PROVIDED RECORDS:
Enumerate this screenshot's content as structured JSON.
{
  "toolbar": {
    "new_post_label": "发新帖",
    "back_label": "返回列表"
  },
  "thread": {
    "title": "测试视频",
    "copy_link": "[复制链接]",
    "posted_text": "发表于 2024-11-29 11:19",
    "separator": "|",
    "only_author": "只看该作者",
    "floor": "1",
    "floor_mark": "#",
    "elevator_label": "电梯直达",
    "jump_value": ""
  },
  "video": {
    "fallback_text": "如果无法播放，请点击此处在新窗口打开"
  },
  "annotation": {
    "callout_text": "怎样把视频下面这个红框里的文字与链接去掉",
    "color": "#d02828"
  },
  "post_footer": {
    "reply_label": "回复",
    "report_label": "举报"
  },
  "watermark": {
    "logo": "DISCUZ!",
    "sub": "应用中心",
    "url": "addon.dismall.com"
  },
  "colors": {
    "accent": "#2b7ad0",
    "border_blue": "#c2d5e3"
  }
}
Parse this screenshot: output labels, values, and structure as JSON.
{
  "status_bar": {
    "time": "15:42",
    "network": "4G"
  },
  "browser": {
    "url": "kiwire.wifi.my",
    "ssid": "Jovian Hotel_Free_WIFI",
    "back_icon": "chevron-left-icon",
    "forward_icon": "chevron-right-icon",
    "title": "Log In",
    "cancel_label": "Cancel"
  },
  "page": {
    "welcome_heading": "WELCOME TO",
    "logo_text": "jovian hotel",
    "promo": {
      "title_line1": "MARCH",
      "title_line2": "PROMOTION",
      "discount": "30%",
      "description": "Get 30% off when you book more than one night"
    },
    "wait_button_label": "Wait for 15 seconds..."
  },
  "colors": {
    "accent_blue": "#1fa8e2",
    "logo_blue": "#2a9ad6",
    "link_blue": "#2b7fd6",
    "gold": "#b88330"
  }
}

PROBLEM STATEMENT:
Report how many lines of the entries hold the string "screenshot". Provide the number alone.

FINISHED EXERCISE:
2